## begin Dataset extract
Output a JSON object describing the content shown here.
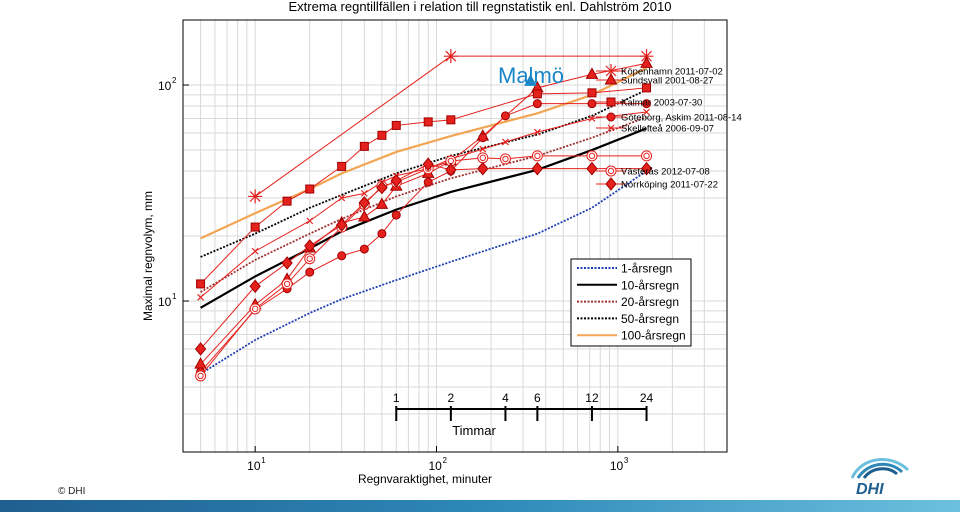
{
  "chart_data": {
    "type": "line",
    "title": "Extrema regntillfällen i relation till regnstatistik enl. Dahlström 2010",
    "xlabel": "Regnvaraktighet, minuter",
    "ylabel": "Maximal regnvolym, mm",
    "x_scale": "log",
    "y_scale": "log",
    "xlim": [
      4,
      4000
    ],
    "ylim": [
      2,
      200
    ],
    "grid": true,
    "x_ticks": [
      {
        "value": 10,
        "base": "10",
        "exp": "1"
      },
      {
        "value": 100,
        "base": "10",
        "exp": "2"
      },
      {
        "value": 1000,
        "base": "10",
        "exp": "3"
      }
    ],
    "y_ticks": [
      {
        "value": 10,
        "base": "10",
        "exp": "1"
      },
      {
        "value": 100,
        "base": "10",
        "exp": "2"
      }
    ],
    "annotations": {
      "city_label": "Malmö",
      "timmar_label": "Timmar",
      "hour_ticks": [
        {
          "label": "1",
          "minutes": 60
        },
        {
          "label": "2",
          "minutes": 120
        },
        {
          "label": "4",
          "minutes": 240
        },
        {
          "label": "6",
          "minutes": 360
        },
        {
          "label": "12",
          "minutes": 720
        },
        {
          "label": "24",
          "minutes": 1440
        }
      ]
    },
    "statistic_series": [
      {
        "name": "1-årsregn",
        "color": "#1f3fb5",
        "style": "dotted",
        "x": [
          5,
          10,
          20,
          30,
          60,
          120,
          360,
          720,
          1440
        ],
        "y": [
          4.6,
          6.6,
          8.8,
          10.2,
          12.5,
          15.2,
          20.5,
          27,
          40
        ]
      },
      {
        "name": "10-årsregn",
        "color": "#000000",
        "style": "solid",
        "x": [
          5,
          10,
          20,
          30,
          60,
          120,
          360,
          720,
          1440
        ],
        "y": [
          9.3,
          13,
          17.5,
          21,
          26.5,
          32,
          40.5,
          50,
          63
        ]
      },
      {
        "name": "20-årsregn",
        "color": "#a03030",
        "style": "dotted",
        "x": [
          5,
          10,
          20,
          30,
          60,
          120,
          360,
          720,
          1440
        ],
        "y": [
          11,
          15.5,
          20.5,
          24,
          30.5,
          37,
          47,
          57,
          71
        ]
      },
      {
        "name": "50-årsregn",
        "color": "#000000",
        "style": "dotted",
        "x": [
          5,
          10,
          20,
          30,
          60,
          120,
          360,
          720,
          1440
        ],
        "y": [
          16,
          20.5,
          27,
          31,
          39,
          47,
          59,
          72,
          95
        ]
      },
      {
        "name": "100-årsregn",
        "color": "#f2a552",
        "style": "solid",
        "x": [
          5,
          10,
          20,
          30,
          60,
          120,
          360,
          720,
          1440
        ],
        "y": [
          19.5,
          25.5,
          33,
          39,
          49,
          58,
          74,
          90,
          120
        ]
      }
    ],
    "event_series": [
      {
        "name": "Köpenhamn 2011-07-02",
        "marker": "asterisk",
        "filled": false,
        "x": [
          10,
          120,
          1440
        ],
        "y": [
          30.5,
          136,
          136
        ]
      },
      {
        "name": "Sundsvall 2001-08-27",
        "marker": "triangle",
        "filled": true,
        "x": [
          5,
          10,
          15,
          20,
          30,
          40,
          50,
          60,
          90,
          120,
          180,
          360,
          720,
          1440
        ],
        "y": [
          5.1,
          9.6,
          12.6,
          17.6,
          23,
          24.5,
          28,
          34,
          39,
          44.5,
          58,
          97,
          112,
          126
        ]
      },
      {
        "name": "Kalmar 2003-07-30",
        "marker": "square",
        "filled": true,
        "x": [
          5,
          10,
          15,
          20,
          30,
          40,
          50,
          60,
          90,
          120,
          360,
          720,
          1440
        ],
        "y": [
          12,
          22,
          29,
          33,
          42,
          52,
          58.5,
          65,
          67.5,
          69,
          91,
          92,
          97
        ]
      },
      {
        "name": "Göteborg, Askim 2011-08-14",
        "marker": "circle",
        "filled": true,
        "x": [
          5,
          10,
          15,
          20,
          30,
          40,
          50,
          60,
          90,
          120,
          180,
          240,
          360,
          720,
          1440
        ],
        "y": [
          4.7,
          9.1,
          11.4,
          13.6,
          16.2,
          17.4,
          20.5,
          25,
          35.5,
          40,
          57,
          72,
          82,
          82,
          82
        ]
      },
      {
        "name": "Skellefteå 2006-09-07",
        "marker": "x",
        "filled": false,
        "x": [
          5,
          10,
          20,
          30,
          40,
          50,
          60,
          90,
          120,
          180,
          240,
          360,
          720,
          1440
        ],
        "y": [
          10.4,
          17,
          23.5,
          30,
          31.5,
          35.5,
          38,
          41,
          45.5,
          50.5,
          54.5,
          60.5,
          70,
          75
        ]
      },
      {
        "name": "Västerås 2012-07-08",
        "marker": "circle-target",
        "filled": false,
        "x": [
          5,
          10,
          15,
          20,
          30,
          40,
          50,
          60,
          90,
          120,
          180,
          240,
          360,
          720,
          1440
        ],
        "y": [
          4.5,
          9.2,
          12,
          15.7,
          22,
          28,
          34,
          35.5,
          41,
          44.5,
          46,
          45.5,
          47,
          47,
          47
        ]
      },
      {
        "name": "Norrköping  2011-07-22",
        "marker": "diamond",
        "filled": true,
        "x": [
          5,
          10,
          15,
          20,
          30,
          40,
          50,
          60,
          90,
          120,
          180,
          360,
          720,
          1440
        ],
        "y": [
          6,
          11.7,
          15,
          18,
          22.5,
          28.5,
          33.5,
          36,
          43,
          40.5,
          41,
          41,
          41,
          41
        ]
      },
      {
        "name": "Malmö",
        "marker": "triangle",
        "filled": true,
        "color": "#1a86c8",
        "x": [
          330
        ],
        "y": [
          104
        ]
      }
    ],
    "legend_statistics_placement": "lower-right",
    "legend_events_placement": "right-outside"
  },
  "footer": {
    "copyright": "© DHI",
    "logo_text": "DHI"
  },
  "colors": {
    "event_red": "#e5211d",
    "event_edge": "#a00000",
    "malmo_blue": "#1a86c8",
    "grid": "#d9d9d9",
    "band": "#1f5f8f"
  }
}
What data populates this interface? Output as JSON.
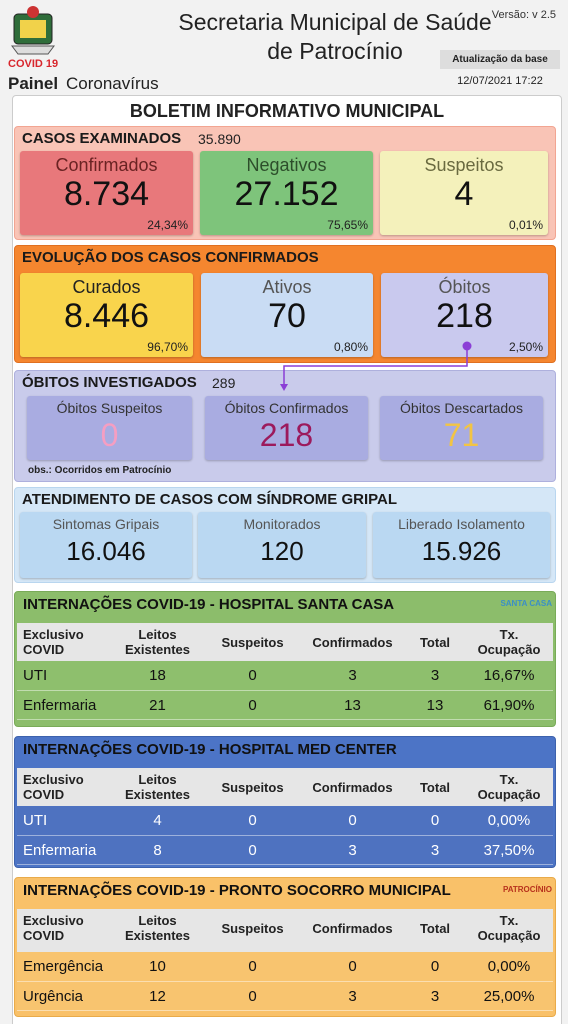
{
  "header": {
    "covid_label": "COVID 19",
    "painel": "Painel",
    "painel_sub": "Coronavírus",
    "title_lines": [
      "Secretaria Municipal de Saúde",
      "de Patrocínio"
    ],
    "version": "Versão: v 2.5",
    "update_label": "Atualização da base",
    "update_date": "12/07/2021 17:22"
  },
  "bulletin_title": "BOLETIM INFORMATIVO MUNICIPAL",
  "cases_examined": {
    "title": "CASOS EXAMINADOS",
    "total": "35.890",
    "cards": [
      {
        "label": "Confirmados",
        "value": "8.734",
        "pct": "24,34%"
      },
      {
        "label": "Negativos",
        "value": "27.152",
        "pct": "75,65%"
      },
      {
        "label": "Suspeitos",
        "value": "4",
        "pct": "0,01%"
      }
    ]
  },
  "confirmed_evolution": {
    "title": "EVOLUÇÃO DOS CASOS CONFIRMADOS",
    "cards": [
      {
        "label": "Curados",
        "value": "8.446",
        "pct": "96,70%"
      },
      {
        "label": "Ativos",
        "value": "70",
        "pct": "0,80%"
      },
      {
        "label": "Óbitos",
        "value": "218",
        "pct": "2,50%"
      }
    ]
  },
  "deaths_investigated": {
    "title": "ÓBITOS INVESTIGADOS",
    "total": "289",
    "cards": [
      {
        "label": "Óbitos Suspeitos",
        "value": "0"
      },
      {
        "label": "Óbitos Confirmados",
        "value": "218"
      },
      {
        "label": "Óbitos Descartados",
        "value": "71"
      }
    ],
    "note": "obs.: Ocorridos em Patrocínio"
  },
  "flu_syndrome": {
    "title": "ATENDIMENTO DE CASOS COM SÍNDROME GRIPAL",
    "cards": [
      {
        "label": "Sintomas Gripais",
        "value": "16.046"
      },
      {
        "label": "Monitorados",
        "value": "120"
      },
      {
        "label": "Liberado Isolamento",
        "value": "15.926"
      }
    ]
  },
  "hospitals": [
    {
      "title": "INTERNAÇÕES COVID-19 - HOSPITAL SANTA CASA",
      "logo": "SANTA CASA",
      "columns": [
        [
          "Exclusivo",
          "COVID"
        ],
        [
          "Leitos",
          "Existentes"
        ],
        [
          "Suspeitos"
        ],
        [
          "Confirmados"
        ],
        [
          "Total"
        ],
        [
          "Tx.",
          "Ocupação"
        ]
      ],
      "rows": [
        [
          "UTI",
          "18",
          "0",
          "3",
          "3",
          "16,67%"
        ],
        [
          "Enfermaria",
          "21",
          "0",
          "13",
          "13",
          "61,90%"
        ]
      ]
    },
    {
      "title": "INTERNAÇÕES COVID-19 - HOSPITAL MED CENTER",
      "columns": [
        [
          "Exclusivo",
          "COVID"
        ],
        [
          "Leitos",
          "Existentes"
        ],
        [
          "Suspeitos"
        ],
        [
          "Confirmados"
        ],
        [
          "Total"
        ],
        [
          "Tx.",
          "Ocupação"
        ]
      ],
      "rows": [
        [
          "UTI",
          "4",
          "0",
          "0",
          "0",
          "0,00%"
        ],
        [
          "Enfermaria",
          "8",
          "0",
          "3",
          "3",
          "37,50%"
        ]
      ]
    },
    {
      "title": "INTERNAÇÕES COVID-19 - PRONTO SOCORRO MUNICIPAL",
      "logo": "PATROCÍNIO",
      "columns": [
        [
          "Exclusivo",
          "COVID"
        ],
        [
          "Leitos",
          "Existentes"
        ],
        [
          "Suspeitos"
        ],
        [
          "Confirmados"
        ],
        [
          "Total"
        ],
        [
          "Tx.",
          "Ocupação"
        ]
      ],
      "rows": [
        [
          "Emergência",
          "10",
          "0",
          "0",
          "0",
          "0,00%"
        ],
        [
          "Urgência",
          "12",
          "0",
          "3",
          "3",
          "25,00%"
        ]
      ]
    }
  ]
}
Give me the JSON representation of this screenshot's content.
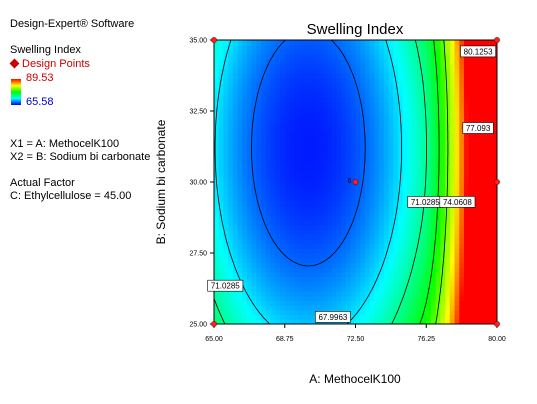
{
  "software": "Design-Expert® Software",
  "response": {
    "name": "Swelling Index",
    "design_points_label": "Design Points",
    "max": "89.53",
    "min": "65.58"
  },
  "factors": {
    "x1": "X1 = A: MethocelK100",
    "x2": "X2 = B: Sodium bi carbonate"
  },
  "actual_factor": {
    "heading": "Actual Factor",
    "value": "C: Ethylcellulose = 45.00"
  },
  "chart_data": {
    "type": "heatmap",
    "subtype": "contour",
    "title": "Swelling Index",
    "xlabel": "A: MethocelK100",
    "ylabel": "B: Sodium bi carbonate",
    "xlim": [
      65.0,
      80.0
    ],
    "ylim": [
      25.0,
      35.0
    ],
    "xticks": [
      "65.00",
      "68.75",
      "72.50",
      "76.25",
      "80.00"
    ],
    "yticks": [
      "25.00",
      "27.50",
      "30.00",
      "32.50",
      "35.00"
    ],
    "colorscale": [
      "#0000ff",
      "#00ffff",
      "#00ff00",
      "#ffff00",
      "#ff0000"
    ],
    "grid": false,
    "contour_labels": [
      "67.9963",
      "71.0285",
      "71.0285",
      "74.0608",
      "77.093",
      "80.1253"
    ],
    "center_point": {
      "x": 72.5,
      "y": 30.0,
      "label": "6"
    },
    "design_points": [
      {
        "x": 65.0,
        "y": 35.0
      },
      {
        "x": 80.0,
        "y": 35.0
      },
      {
        "x": 65.0,
        "y": 25.0
      },
      {
        "x": 80.0,
        "y": 25.0
      },
      {
        "x": 80.0,
        "y": 30.0
      },
      {
        "x": 72.5,
        "y": 30.0
      }
    ]
  }
}
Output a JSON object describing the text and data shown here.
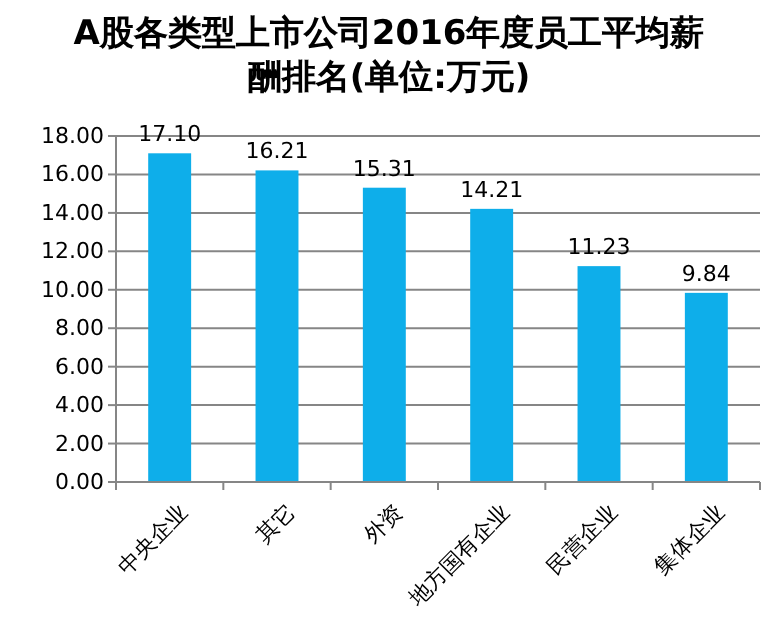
{
  "chart_data": {
    "type": "bar",
    "title": "A股各类型上市公司2016年度员工平均薪酬排名(单位:万元)",
    "categories": [
      "中央企业",
      "其它",
      "外资",
      "地方国有企业",
      "民营企业",
      "集体企业"
    ],
    "values": [
      17.1,
      16.21,
      15.31,
      14.21,
      11.23,
      9.84
    ],
    "value_labels": [
      "17.10",
      "16.21",
      "15.31",
      "14.21",
      "11.23",
      "9.84"
    ],
    "color": "#0eaeea",
    "ylim": [
      0,
      18
    ],
    "yticks": [
      {
        "value": 0,
        "label": "0.00"
      },
      {
        "value": 2,
        "label": "2.00"
      },
      {
        "value": 4,
        "label": "4.00"
      },
      {
        "value": 6,
        "label": "6.00"
      },
      {
        "value": 8,
        "label": "8.00"
      },
      {
        "value": 10,
        "label": "10.00"
      },
      {
        "value": 12,
        "label": "12.00"
      },
      {
        "value": 14,
        "label": "14.00"
      },
      {
        "value": 16,
        "label": "16.00"
      },
      {
        "value": 18,
        "label": "18.00"
      }
    ],
    "grid": "y"
  }
}
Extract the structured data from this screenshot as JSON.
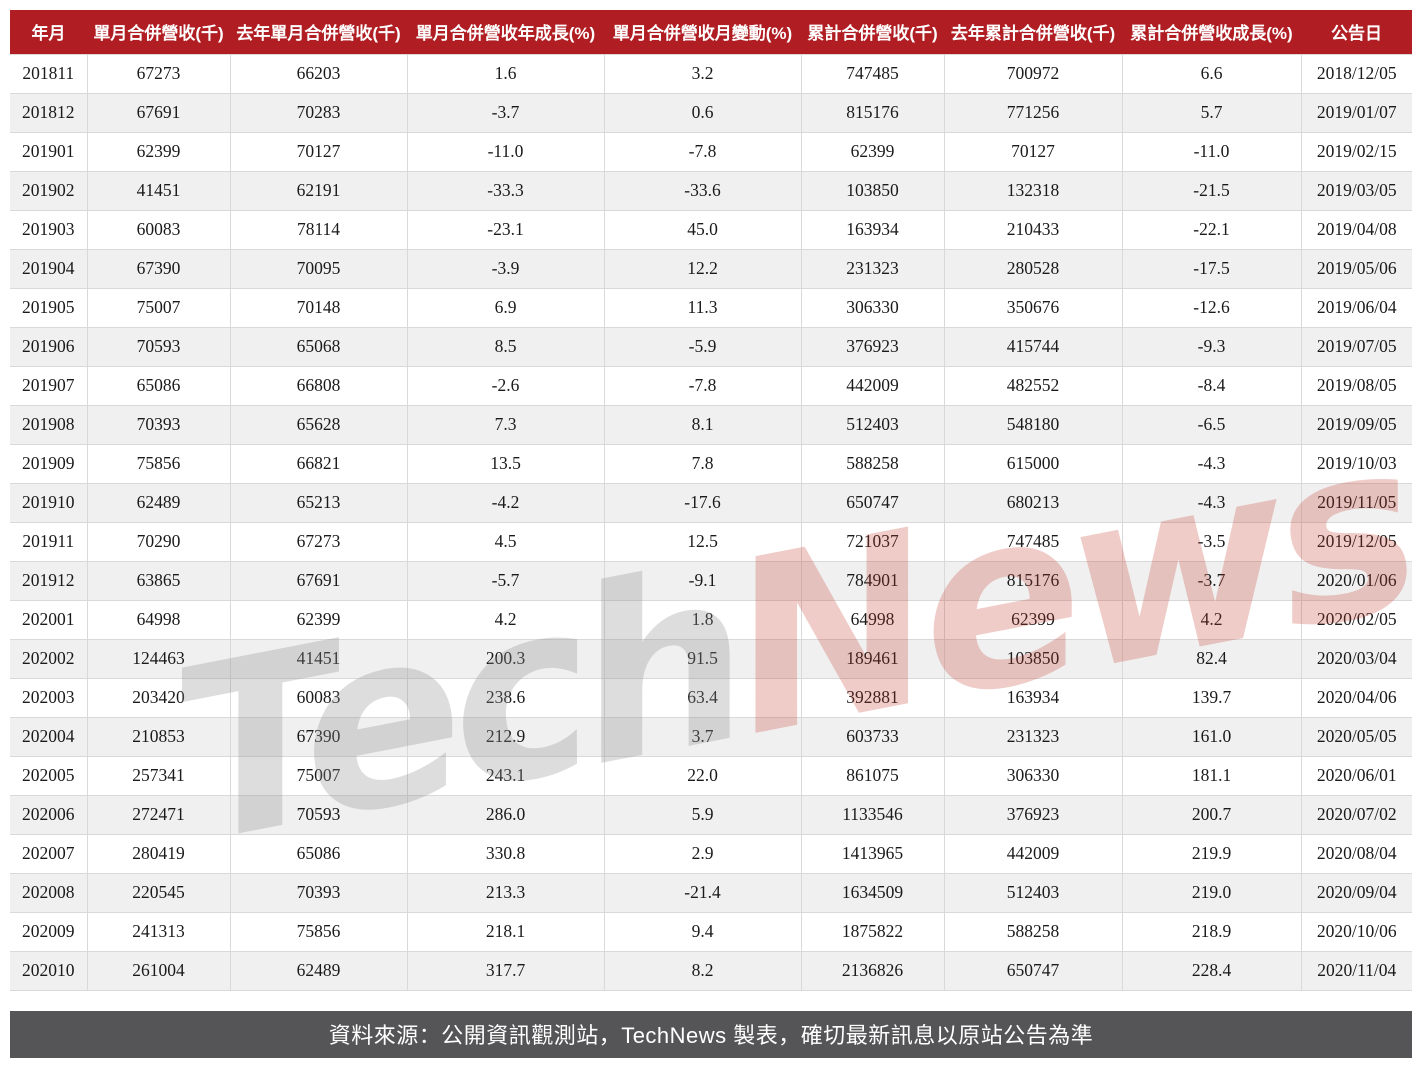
## end Dataset extract
§ **Your instructions**:
How many lines of these entries hold the string "here"? Answer with the number alone.

§ **Solution below**:
2